## Exercise details
Skip the pictures. Copy all the rest of the records down exactly.

--

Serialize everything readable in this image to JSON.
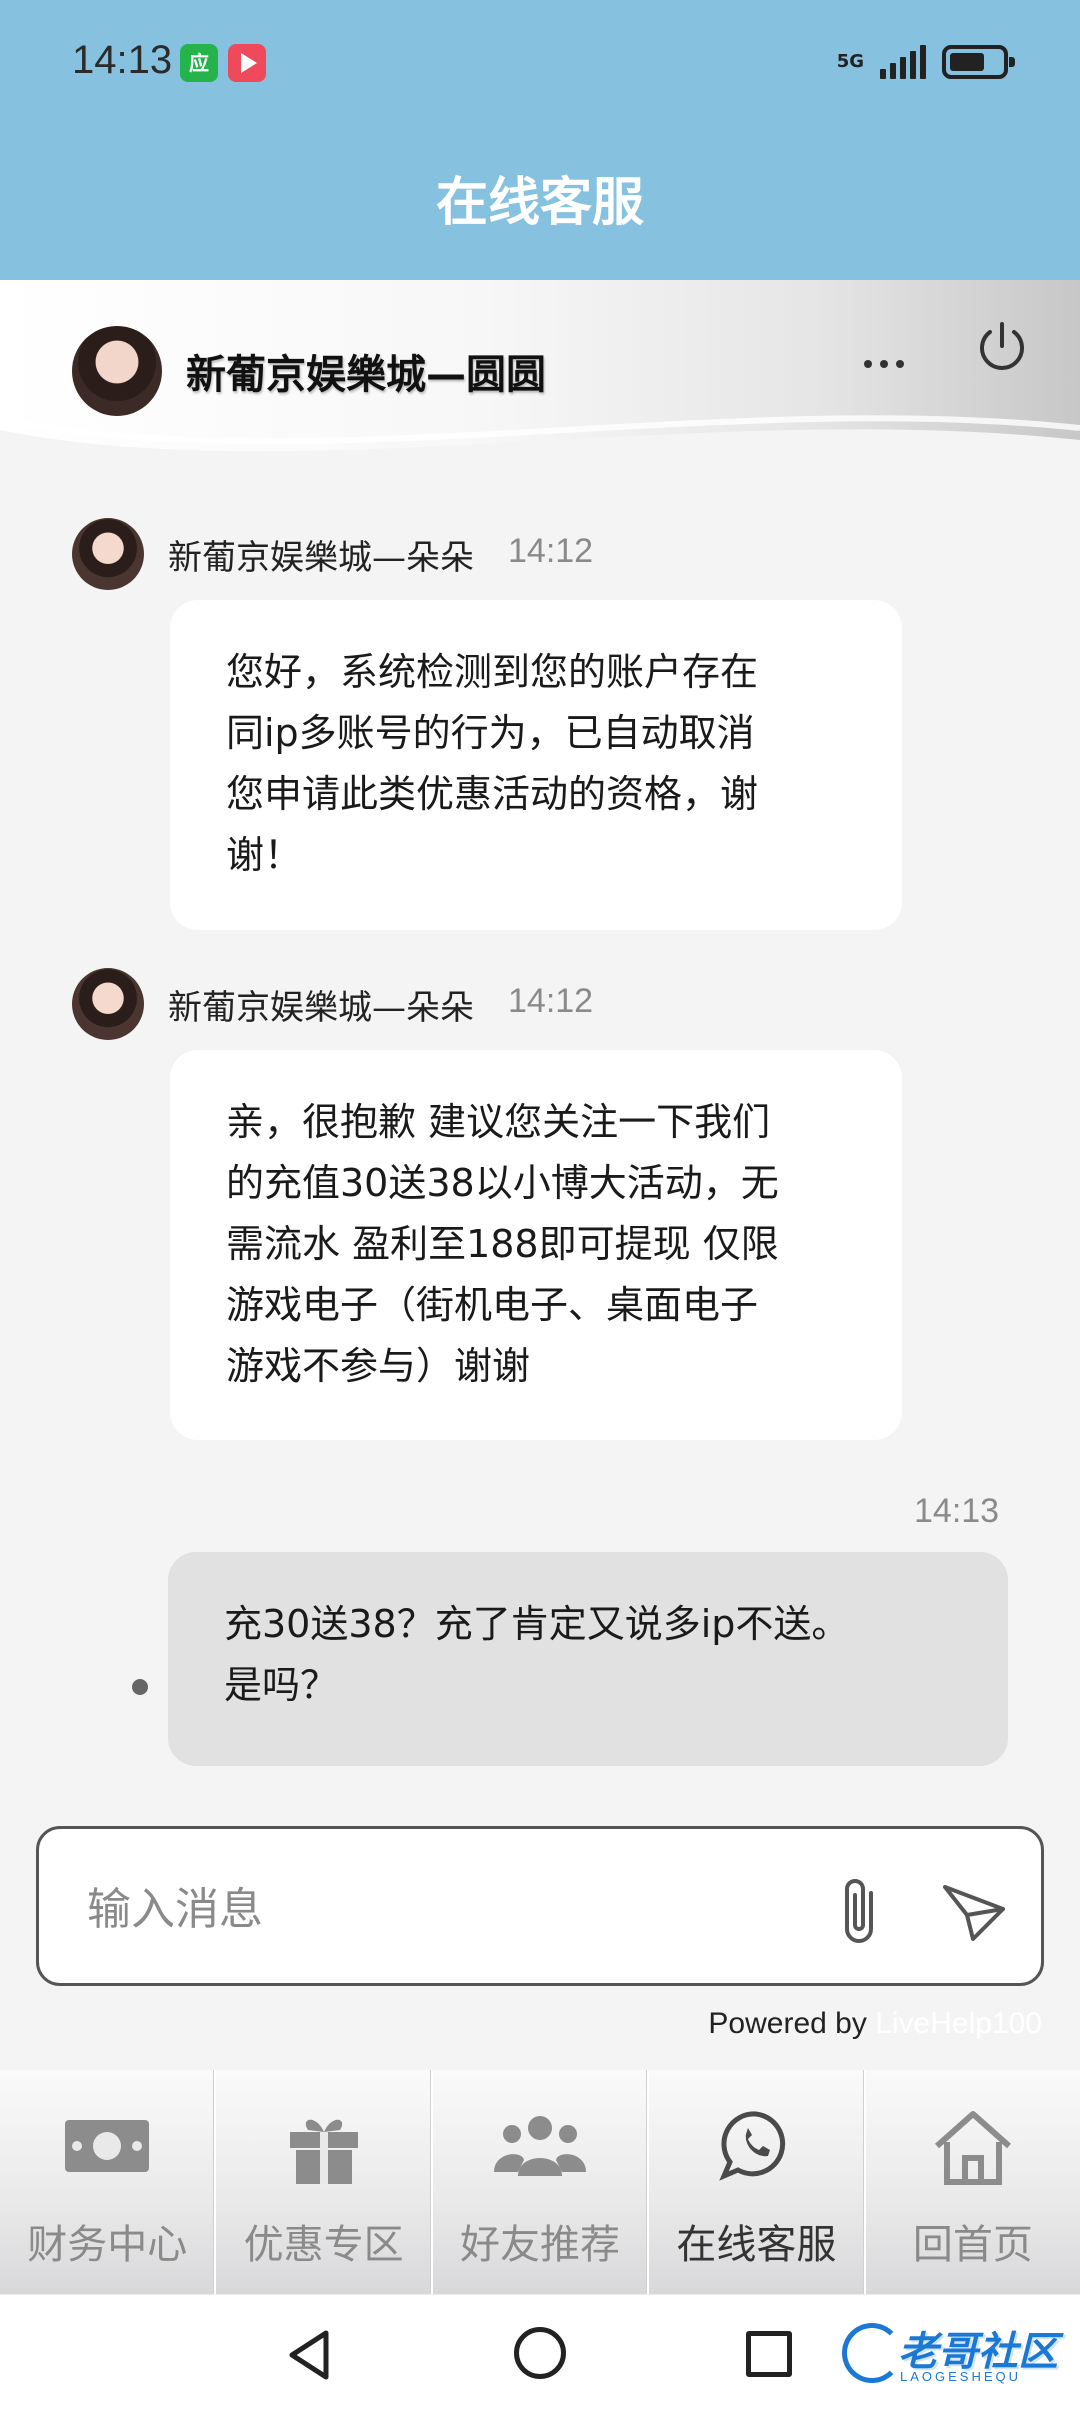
{
  "status": {
    "time": "14:13",
    "network": "5G",
    "app_badge": "应"
  },
  "header": {
    "title": "在线客服"
  },
  "agent": {
    "name": "新葡京娱樂城—圆圆"
  },
  "messages": [
    {
      "sender": "新葡京娱樂城—朵朵",
      "time": "14:12",
      "lines": [
        "您好，系统检测到您的账户存在",
        "同ip多账号的行为，已自动取消",
        "您申请此类优惠活动的资格，谢",
        "谢！"
      ]
    },
    {
      "sender": "新葡京娱樂城—朵朵",
      "time": "14:12",
      "lines": [
        "亲，很抱歉 建议您关注一下我们",
        "的充值30送38以小博大活动，无",
        "需流水 盈利至188即可提现 仅限",
        "游戏电子（街机电子、桌面电子",
        "游戏不参与）谢谢"
      ]
    },
    {
      "time": "14:13",
      "lines": [
        "充30送38？充了肯定又说多ip不送。",
        "是吗？"
      ]
    }
  ],
  "input": {
    "placeholder": "输入消息",
    "value": ""
  },
  "footer": {
    "powered_by": "Powered by",
    "brand": "LiveHelp100"
  },
  "tabs": [
    {
      "label": "财务中心",
      "icon": "money-icon"
    },
    {
      "label": "优惠专区",
      "icon": "gift-icon"
    },
    {
      "label": "好友推荐",
      "icon": "users-icon"
    },
    {
      "label": "在线客服",
      "icon": "whatsapp-icon",
      "active": true
    },
    {
      "label": "回首页",
      "icon": "home-icon"
    }
  ],
  "watermark": {
    "text": "老哥社区",
    "sub": "LAOGESHEQU"
  },
  "colors": {
    "header": "#86c1df",
    "tab_active": "#333333",
    "tab_inactive": "#8a8a8a",
    "user_bubble": "#e1e1e2"
  }
}
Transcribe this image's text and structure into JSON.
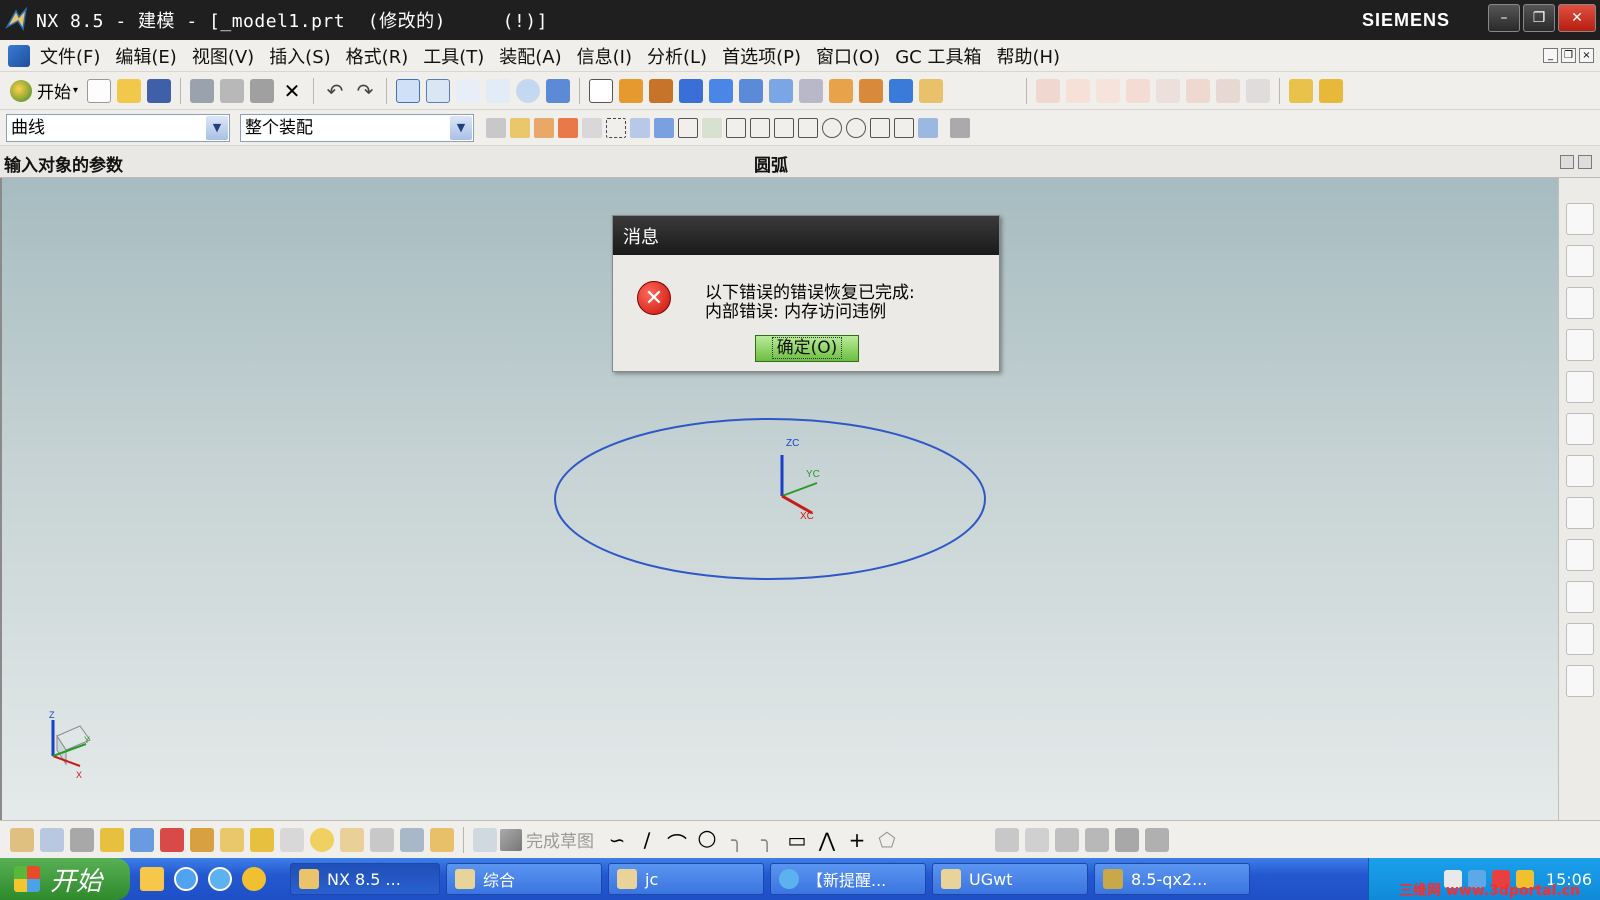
{
  "window": {
    "title": "NX 8.5 - 建模 - [_model1.prt  (修改的)     (!)]",
    "brand": "SIEMENS"
  },
  "menu": {
    "items": [
      "文件(F)",
      "编辑(E)",
      "视图(V)",
      "插入(S)",
      "格式(R)",
      "工具(T)",
      "装配(A)",
      "信息(I)",
      "分析(L)",
      "首选项(P)",
      "窗口(O)",
      "GC 工具箱",
      "帮助(H)"
    ]
  },
  "toolbar": {
    "start_label": "开始",
    "finish_sketch_label": "完成草图"
  },
  "selection": {
    "type_filter": "曲线",
    "scope": "整个装配"
  },
  "cue": {
    "prompt": "输入对象的参数",
    "status": "圆弧"
  },
  "dialog": {
    "title": "消息",
    "line1": "以下错误的错误恢复已完成:",
    "line2": "内部错误: 内存访问违例",
    "ok_label": "确定(O)"
  },
  "axes": {
    "zc": "ZC",
    "yc": "YC",
    "xc": "XC",
    "z": "Z",
    "y": "Y",
    "x": "X"
  },
  "taskbar": {
    "start": "开始",
    "tasks": [
      "NX 8.5 ...",
      "综合",
      "jc",
      "【新提醒...",
      "UGwt",
      "8.5-qx2..."
    ],
    "clock": "15:06",
    "watermark": "三维网 www.3dportal.cn"
  },
  "colors": {
    "arc": "#2f57c8",
    "zc_axis": "#1a3fc8",
    "yc_axis": "#2a9a2a",
    "xc_axis": "#c81a1a"
  }
}
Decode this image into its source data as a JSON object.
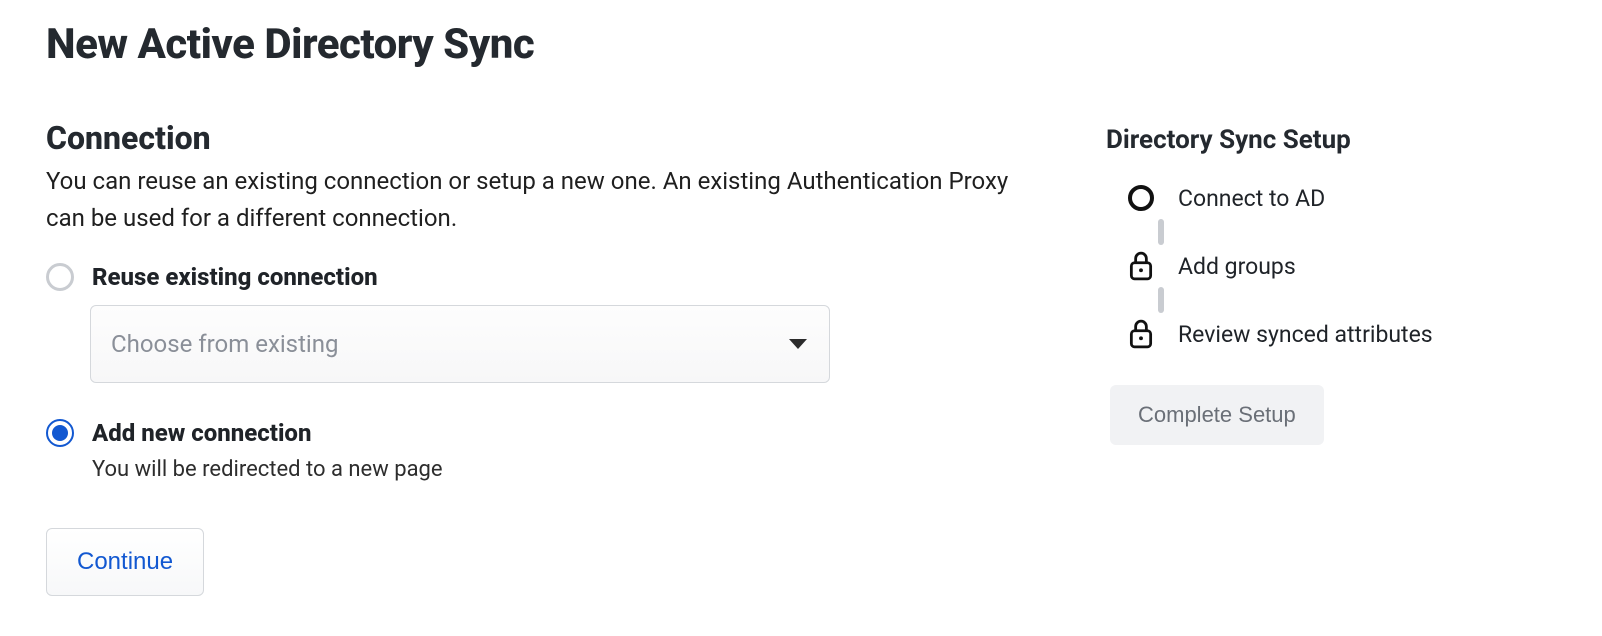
{
  "page": {
    "title": "New Active Directory Sync"
  },
  "connection": {
    "heading": "Connection",
    "description": "You can reuse an existing connection or setup a new one. An existing Authentication Proxy can be used for a different connection.",
    "reuse": {
      "label": "Reuse existing connection",
      "selected": false,
      "dropdown_placeholder": "Choose from existing"
    },
    "add_new": {
      "label": "Add new connection",
      "selected": true,
      "hint": "You will be redirected to a new page"
    },
    "continue_label": "Continue"
  },
  "setup": {
    "title": "Directory Sync Setup",
    "steps": [
      {
        "label": "Connect to AD",
        "state": "current"
      },
      {
        "label": "Add groups",
        "state": "locked"
      },
      {
        "label": "Review synced attributes",
        "state": "locked"
      }
    ],
    "complete_label": "Complete Setup"
  }
}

--

## Task response
Serialize everything readable in this image to JSON.
{
  "status": {
    "time": "14:13",
    "network": "5G",
    "app_badge": "应"
  },
  "header": {
    "title": "在线客服"
  },
  "agent": {
    "name": "新葡京娱樂城—圆圆"
  },
  "messages": [
    {
      "sender": "新葡京娱樂城—朵朵",
      "time": "14:12",
      "lines": [
        "您好，系统检测到您的账户存在",
        "同ip多账号的行为，已自动取消",
        "您申请此类优惠活动的资格，谢",
        "谢！"
      ]
    },
    {
      "sender": "新葡京娱樂城—朵朵",
      "time": "14:12",
      "lines": [
        "亲，很抱歉 建议您关注一下我们",
        "的充值30送38以小博大活动，无",
        "需流水 盈利至188即可提现 仅限",
        "游戏电子（街机电子、桌面电子",
        "游戏不参与）谢谢"
      ]
    },
    {
      "time": "14:13",
      "lines": [
        "充30送38？充了肯定又说多ip不送。",
        "是吗？"
      ]
    }
  ],
  "input": {
    "placeholder": "输入消息",
    "value": ""
  },
  "footer": {
    "powered_by": "Powered by",
    "brand": "LiveHelp100"
  },
  "tabs": [
    {
      "label": "财务中心",
      "icon": "money-icon"
    },
    {
      "label": "优惠专区",
      "icon": "gift-icon"
    },
    {
      "label": "好友推荐",
      "icon": "users-icon"
    },
    {
      "label": "在线客服",
      "icon": "whatsapp-icon",
      "active": true
    },
    {
      "label": "回首页",
      "icon": "home-icon"
    }
  ],
  "watermark": {
    "text": "老哥社区",
    "sub": "LAOGESHEQU"
  },
  "colors": {
    "header": "#86c1df",
    "tab_active": "#333333",
    "tab_inactive": "#8a8a8a",
    "user_bubble": "#e1e1e2"
  }
}
Transcribe this image's text and structure into JSON.
{
  "window": {
    "title": "NX 8.5 - 建模 - [_model1.prt  (修改的)     (!)]",
    "brand": "SIEMENS"
  },
  "menu": {
    "items": [
      "文件(F)",
      "编辑(E)",
      "视图(V)",
      "插入(S)",
      "格式(R)",
      "工具(T)",
      "装配(A)",
      "信息(I)",
      "分析(L)",
      "首选项(P)",
      "窗口(O)",
      "GC 工具箱",
      "帮助(H)"
    ]
  },
  "toolbar": {
    "start_label": "开始",
    "finish_sketch_label": "完成草图"
  },
  "selection": {
    "type_filter": "曲线",
    "scope": "整个装配"
  },
  "cue": {
    "prompt": "输入对象的参数",
    "status": "圆弧"
  },
  "dialog": {
    "title": "消息",
    "line1": "以下错误的错误恢复已完成:",
    "line2": "内部错误: 内存访问违例",
    "ok_label": "确定(O)"
  },
  "axes": {
    "zc": "ZC",
    "yc": "YC",
    "xc": "XC",
    "z": "Z",
    "y": "Y",
    "x": "X"
  },
  "taskbar": {
    "start": "开始",
    "tasks": [
      "NX 8.5 ...",
      "综合",
      "jc",
      "【新提醒...",
      "UGwt",
      "8.5-qx2..."
    ],
    "clock": "15:06",
    "watermark": "三维网 www.3dportal.cn"
  },
  "colors": {
    "arc": "#2f57c8",
    "zc_axis": "#1a3fc8",
    "yc_axis": "#2a9a2a",
    "xc_axis": "#c81a1a"
  }
}
Decode this image into its source data as a JSON object.
{
  "page": {
    "title": "New Active Directory Sync"
  },
  "connection": {
    "heading": "Connection",
    "description": "You can reuse an existing connection or setup a new one. An existing Authentication Proxy can be used for a different connection.",
    "reuse": {
      "label": "Reuse existing connection",
      "selected": false,
      "dropdown_placeholder": "Choose from existing"
    },
    "add_new": {
      "label": "Add new connection",
      "selected": true,
      "hint": "You will be redirected to a new page"
    },
    "continue_label": "Continue"
  },
  "setup": {
    "title": "Directory Sync Setup",
    "steps": [
      {
        "label": "Connect to AD",
        "state": "current"
      },
      {
        "label": "Add groups",
        "state": "locked"
      },
      {
        "label": "Review synced attributes",
        "state": "locked"
      }
    ],
    "complete_label": "Complete Setup"
  }
}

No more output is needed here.